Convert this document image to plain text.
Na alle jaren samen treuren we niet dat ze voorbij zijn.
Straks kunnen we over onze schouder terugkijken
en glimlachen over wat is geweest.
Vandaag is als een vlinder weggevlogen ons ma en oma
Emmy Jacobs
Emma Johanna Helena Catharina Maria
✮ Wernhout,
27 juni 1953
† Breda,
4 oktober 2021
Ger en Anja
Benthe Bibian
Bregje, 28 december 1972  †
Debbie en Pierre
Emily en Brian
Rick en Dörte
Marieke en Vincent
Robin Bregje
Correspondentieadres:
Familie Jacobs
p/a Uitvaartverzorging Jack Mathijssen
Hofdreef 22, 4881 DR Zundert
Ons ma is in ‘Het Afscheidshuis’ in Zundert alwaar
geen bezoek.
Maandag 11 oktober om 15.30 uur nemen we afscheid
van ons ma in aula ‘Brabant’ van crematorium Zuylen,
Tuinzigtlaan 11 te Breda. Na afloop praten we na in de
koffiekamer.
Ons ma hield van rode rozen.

## Work required
Search the listing for the word "Breda" and return each line that holds it.

## Completed exercise
† Breda,
Tuinzigtlaan 11 te Breda. Na afloop praten we na in de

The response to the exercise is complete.